PROVIDED MATERIAL:
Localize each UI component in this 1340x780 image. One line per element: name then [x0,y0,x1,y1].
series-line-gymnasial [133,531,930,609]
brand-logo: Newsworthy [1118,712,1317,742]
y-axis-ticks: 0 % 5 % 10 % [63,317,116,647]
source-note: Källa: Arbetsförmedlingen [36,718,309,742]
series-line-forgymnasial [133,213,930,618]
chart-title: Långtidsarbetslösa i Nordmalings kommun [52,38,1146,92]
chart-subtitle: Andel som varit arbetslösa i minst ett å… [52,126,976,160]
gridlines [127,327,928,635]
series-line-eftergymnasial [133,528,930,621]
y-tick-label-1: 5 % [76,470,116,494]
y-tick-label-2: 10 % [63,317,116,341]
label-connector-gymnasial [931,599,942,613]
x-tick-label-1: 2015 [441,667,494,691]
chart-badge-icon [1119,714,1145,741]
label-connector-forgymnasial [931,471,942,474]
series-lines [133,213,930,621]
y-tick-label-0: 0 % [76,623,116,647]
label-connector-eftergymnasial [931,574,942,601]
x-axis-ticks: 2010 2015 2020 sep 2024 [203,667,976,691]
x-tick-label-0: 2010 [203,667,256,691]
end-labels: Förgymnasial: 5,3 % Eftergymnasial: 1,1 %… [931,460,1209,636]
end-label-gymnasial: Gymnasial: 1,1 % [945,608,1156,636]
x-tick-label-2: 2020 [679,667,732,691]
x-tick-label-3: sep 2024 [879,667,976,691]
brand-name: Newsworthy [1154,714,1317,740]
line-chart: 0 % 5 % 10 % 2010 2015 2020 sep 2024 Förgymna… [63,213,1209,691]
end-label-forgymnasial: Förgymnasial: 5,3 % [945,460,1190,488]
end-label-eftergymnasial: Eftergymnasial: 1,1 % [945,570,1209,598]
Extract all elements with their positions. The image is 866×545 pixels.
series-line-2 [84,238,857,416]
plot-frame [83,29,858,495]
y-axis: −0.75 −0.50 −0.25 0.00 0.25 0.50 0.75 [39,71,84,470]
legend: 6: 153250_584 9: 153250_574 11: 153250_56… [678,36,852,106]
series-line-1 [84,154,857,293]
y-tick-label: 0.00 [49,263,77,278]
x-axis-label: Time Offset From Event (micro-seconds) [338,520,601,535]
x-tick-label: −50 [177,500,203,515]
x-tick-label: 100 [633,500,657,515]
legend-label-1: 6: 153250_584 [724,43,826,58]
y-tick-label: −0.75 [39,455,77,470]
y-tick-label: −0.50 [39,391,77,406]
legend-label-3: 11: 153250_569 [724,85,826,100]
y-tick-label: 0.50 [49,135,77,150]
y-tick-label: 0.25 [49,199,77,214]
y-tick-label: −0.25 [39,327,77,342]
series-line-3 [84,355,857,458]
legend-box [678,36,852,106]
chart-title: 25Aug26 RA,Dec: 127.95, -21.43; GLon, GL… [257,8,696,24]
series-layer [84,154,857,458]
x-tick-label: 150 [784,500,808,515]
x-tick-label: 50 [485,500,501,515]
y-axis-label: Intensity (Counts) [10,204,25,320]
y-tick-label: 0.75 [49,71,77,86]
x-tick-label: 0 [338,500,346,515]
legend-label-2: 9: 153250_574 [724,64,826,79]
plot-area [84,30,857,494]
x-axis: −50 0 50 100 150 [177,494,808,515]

REQUIRED TASK: Reproduce every line of the records above verbatim, keeping their original order.

RESPONSE TO THIS EXERCISE:
Localize each UI component in this 1340x780 image. One line per element: name then [x0,y0,x1,y1].
series-line-gymnasial [133,531,930,609]
brand-logo: Newsworthy [1118,712,1317,742]
y-axis-ticks: 0 % 5 % 10 % [63,317,116,647]
source-note: Källa: Arbetsförmedlingen [36,718,309,742]
series-line-forgymnasial [133,213,930,618]
chart-title: Långtidsarbetslösa i Nordmalings kommun [52,38,1146,92]
chart-subtitle: Andel som varit arbetslösa i minst ett å… [52,126,976,160]
gridlines [127,327,928,635]
series-line-eftergymnasial [133,528,930,621]
y-tick-label-1: 5 % [76,470,116,494]
y-tick-label-2: 10 % [63,317,116,341]
label-connector-gymnasial [931,599,942,613]
x-tick-label-1: 2015 [441,667,494,691]
chart-badge-icon [1119,714,1145,741]
label-connector-forgymnasial [931,471,942,474]
series-lines [133,213,930,621]
y-tick-label-0: 0 % [76,623,116,647]
label-connector-eftergymnasial [931,574,942,601]
x-axis-ticks: 2010 2015 2020 sep 2024 [203,667,976,691]
x-tick-label-0: 2010 [203,667,256,691]
end-labels: Förgymnasial: 5,3 % Eftergymnasial: 1,1 %… [931,460,1209,636]
end-label-gymnasial: Gymnasial: 1,1 % [945,608,1156,636]
x-tick-label-2: 2020 [679,667,732,691]
x-tick-label-3: sep 2024 [879,667,976,691]
brand-name: Newsworthy [1154,714,1317,740]
line-chart: 0 % 5 % 10 % 2010 2015 2020 sep 2024 Förgymna… [63,213,1209,691]
end-label-forgymnasial: Förgymnasial: 5,3 % [945,460,1190,488]
end-label-eftergymnasial: Eftergymnasial: 1,1 % [945,570,1209,598]
Extract all elements with their positions. The image is 866×545 pixels.
series-line-2 [84,238,857,416]
plot-frame [83,29,858,495]
y-axis: −0.75 −0.50 −0.25 0.00 0.25 0.50 0.75 [39,71,84,470]
legend: 6: 153250_584 9: 153250_574 11: 153250_56… [678,36,852,106]
series-line-1 [84,154,857,293]
y-tick-label: 0.00 [49,263,77,278]
x-axis-label: Time Offset From Event (micro-seconds) [338,520,601,535]
x-tick-label: −50 [177,500,203,515]
x-tick-label: 100 [633,500,657,515]
legend-label-1: 6: 153250_584 [724,43,826,58]
y-tick-label: −0.75 [39,455,77,470]
y-tick-label: −0.50 [39,391,77,406]
legend-label-3: 11: 153250_569 [724,85,826,100]
y-tick-label: 0.50 [49,135,77,150]
y-tick-label: 0.25 [49,199,77,214]
y-tick-label: −0.25 [39,327,77,342]
series-line-3 [84,355,857,458]
legend-box [678,36,852,106]
chart-title: 25Aug26 RA,Dec: 127.95, -21.43; GLon, GL… [257,8,696,24]
series-layer [84,154,857,458]
x-tick-label: 150 [784,500,808,515]
x-tick-label: 50 [485,500,501,515]
y-axis-label: Intensity (Counts) [10,204,25,320]
y-tick-label: 0.75 [49,71,77,86]
x-tick-label: 0 [338,500,346,515]
legend-label-2: 9: 153250_574 [724,64,826,79]
plot-area [84,30,857,494]
x-axis: −50 0 50 100 150 [177,494,808,515]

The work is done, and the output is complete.